# PROBLEM STATEMENT:
Restate all of the entries exactly, dropping any pictures they hold.

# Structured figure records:
╭──

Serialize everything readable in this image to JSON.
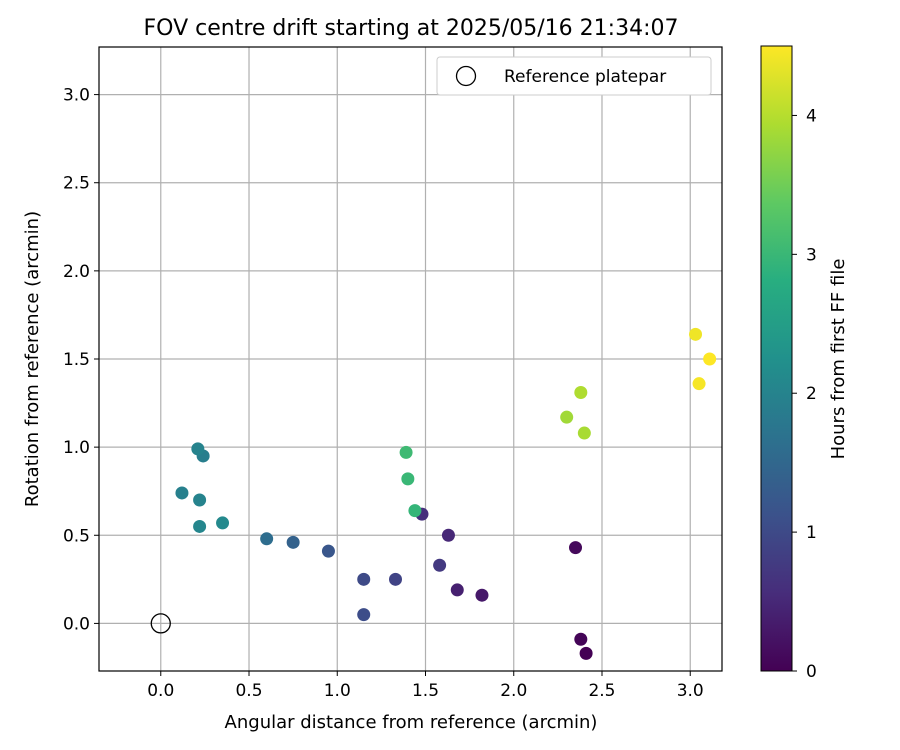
{
  "chart_data": {
    "type": "scatter",
    "title": "FOV centre drift starting at 2025/05/16 21:34:07",
    "xlabel": "Angular distance from reference (arcmin)",
    "ylabel": "Rotation from reference (arcmin)",
    "xlim": [
      -0.35,
      3.18
    ],
    "ylim": [
      -0.27,
      3.27
    ],
    "xticks": [
      0.0,
      0.5,
      1.0,
      1.5,
      2.0,
      2.5,
      3.0
    ],
    "xtick_labels": [
      "0.0",
      "0.5",
      "1.0",
      "1.5",
      "2.0",
      "2.5",
      "3.0"
    ],
    "yticks": [
      0.0,
      0.5,
      1.0,
      1.5,
      2.0,
      2.5,
      3.0
    ],
    "ytick_labels": [
      "0.0",
      "0.5",
      "1.0",
      "1.5",
      "2.0",
      "2.5",
      "3.0"
    ],
    "grid": true,
    "legend_position": "top-right",
    "reference": {
      "name": "Reference platepar",
      "x": 0.0,
      "y": 0.0
    },
    "colorbar": {
      "label": "Hours from first FF file",
      "range": [
        0,
        4.5
      ],
      "ticks": [
        0,
        1,
        2,
        3,
        4
      ],
      "tick_labels": [
        "0",
        "1",
        "2",
        "3",
        "4"
      ],
      "colormap": "viridis"
    },
    "points": [
      {
        "x": 2.41,
        "y": -0.17,
        "hours": 0.0
      },
      {
        "x": 2.38,
        "y": -0.09,
        "hours": 0.05
      },
      {
        "x": 2.35,
        "y": 0.43,
        "hours": 0.1
      },
      {
        "x": 1.82,
        "y": 0.16,
        "hours": 0.3
      },
      {
        "x": 1.68,
        "y": 0.19,
        "hours": 0.4
      },
      {
        "x": 1.63,
        "y": 0.5,
        "hours": 0.5
      },
      {
        "x": 1.48,
        "y": 0.62,
        "hours": 0.6
      },
      {
        "x": 1.58,
        "y": 0.33,
        "hours": 0.75
      },
      {
        "x": 1.33,
        "y": 0.25,
        "hours": 0.9
      },
      {
        "x": 1.15,
        "y": 0.25,
        "hours": 1.0
      },
      {
        "x": 1.15,
        "y": 0.05,
        "hours": 1.05
      },
      {
        "x": 0.95,
        "y": 0.41,
        "hours": 1.2
      },
      {
        "x": 0.75,
        "y": 0.46,
        "hours": 1.4
      },
      {
        "x": 0.6,
        "y": 0.48,
        "hours": 1.6
      },
      {
        "x": 0.35,
        "y": 0.57,
        "hours": 2.1
      },
      {
        "x": 0.22,
        "y": 0.55,
        "hours": 2.05
      },
      {
        "x": 0.22,
        "y": 0.7,
        "hours": 2.0
      },
      {
        "x": 0.12,
        "y": 0.74,
        "hours": 1.95
      },
      {
        "x": 0.24,
        "y": 0.95,
        "hours": 1.9
      },
      {
        "x": 0.21,
        "y": 0.99,
        "hours": 2.0
      },
      {
        "x": 1.44,
        "y": 0.64,
        "hours": 2.95
      },
      {
        "x": 1.4,
        "y": 0.82,
        "hours": 3.0
      },
      {
        "x": 1.39,
        "y": 0.97,
        "hours": 3.05
      },
      {
        "x": 2.3,
        "y": 1.17,
        "hours": 3.85
      },
      {
        "x": 2.4,
        "y": 1.08,
        "hours": 3.9
      },
      {
        "x": 2.38,
        "y": 1.31,
        "hours": 3.95
      },
      {
        "x": 3.03,
        "y": 1.64,
        "hours": 4.4
      },
      {
        "x": 3.05,
        "y": 1.36,
        "hours": 4.45
      },
      {
        "x": 3.11,
        "y": 1.5,
        "hours": 4.5
      }
    ]
  }
}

╰──

# SOLUTION TO THIS TASK:
Serialize everything readable in this image to JSON.
{
  "chart_data": {
    "type": "scatter",
    "title": "FOV centre drift starting at 2025/05/16 21:34:07",
    "xlabel": "Angular distance from reference (arcmin)",
    "ylabel": "Rotation from reference (arcmin)",
    "xlim": [
      -0.35,
      3.18
    ],
    "ylim": [
      -0.27,
      3.27
    ],
    "xticks": [
      0.0,
      0.5,
      1.0,
      1.5,
      2.0,
      2.5,
      3.0
    ],
    "xtick_labels": [
      "0.0",
      "0.5",
      "1.0",
      "1.5",
      "2.0",
      "2.5",
      "3.0"
    ],
    "yticks": [
      0.0,
      0.5,
      1.0,
      1.5,
      2.0,
      2.5,
      3.0
    ],
    "ytick_labels": [
      "0.0",
      "0.5",
      "1.0",
      "1.5",
      "2.0",
      "2.5",
      "3.0"
    ],
    "grid": true,
    "legend_position": "top-right",
    "reference": {
      "name": "Reference platepar",
      "x": 0.0,
      "y": 0.0
    },
    "colorbar": {
      "label": "Hours from first FF file",
      "range": [
        0,
        4.5
      ],
      "ticks": [
        0,
        1,
        2,
        3,
        4
      ],
      "tick_labels": [
        "0",
        "1",
        "2",
        "3",
        "4"
      ],
      "colormap": "viridis"
    },
    "points": [
      {
        "x": 2.41,
        "y": -0.17,
        "hours": 0.0
      },
      {
        "x": 2.38,
        "y": -0.09,
        "hours": 0.05
      },
      {
        "x": 2.35,
        "y": 0.43,
        "hours": 0.1
      },
      {
        "x": 1.82,
        "y": 0.16,
        "hours": 0.3
      },
      {
        "x": 1.68,
        "y": 0.19,
        "hours": 0.4
      },
      {
        "x": 1.63,
        "y": 0.5,
        "hours": 0.5
      },
      {
        "x": 1.48,
        "y": 0.62,
        "hours": 0.6
      },
      {
        "x": 1.58,
        "y": 0.33,
        "hours": 0.75
      },
      {
        "x": 1.33,
        "y": 0.25,
        "hours": 0.9
      },
      {
        "x": 1.15,
        "y": 0.25,
        "hours": 1.0
      },
      {
        "x": 1.15,
        "y": 0.05,
        "hours": 1.05
      },
      {
        "x": 0.95,
        "y": 0.41,
        "hours": 1.2
      },
      {
        "x": 0.75,
        "y": 0.46,
        "hours": 1.4
      },
      {
        "x": 0.6,
        "y": 0.48,
        "hours": 1.6
      },
      {
        "x": 0.35,
        "y": 0.57,
        "hours": 2.1
      },
      {
        "x": 0.22,
        "y": 0.55,
        "hours": 2.05
      },
      {
        "x": 0.22,
        "y": 0.7,
        "hours": 2.0
      },
      {
        "x": 0.12,
        "y": 0.74,
        "hours": 1.95
      },
      {
        "x": 0.24,
        "y": 0.95,
        "hours": 1.9
      },
      {
        "x": 0.21,
        "y": 0.99,
        "hours": 2.0
      },
      {
        "x": 1.44,
        "y": 0.64,
        "hours": 2.95
      },
      {
        "x": 1.4,
        "y": 0.82,
        "hours": 3.0
      },
      {
        "x": 1.39,
        "y": 0.97,
        "hours": 3.05
      },
      {
        "x": 2.3,
        "y": 1.17,
        "hours": 3.85
      },
      {
        "x": 2.4,
        "y": 1.08,
        "hours": 3.9
      },
      {
        "x": 2.38,
        "y": 1.31,
        "hours": 3.95
      },
      {
        "x": 3.03,
        "y": 1.64,
        "hours": 4.4
      },
      {
        "x": 3.05,
        "y": 1.36,
        "hours": 4.45
      },
      {
        "x": 3.11,
        "y": 1.5,
        "hours": 4.5
      }
    ]
  }
}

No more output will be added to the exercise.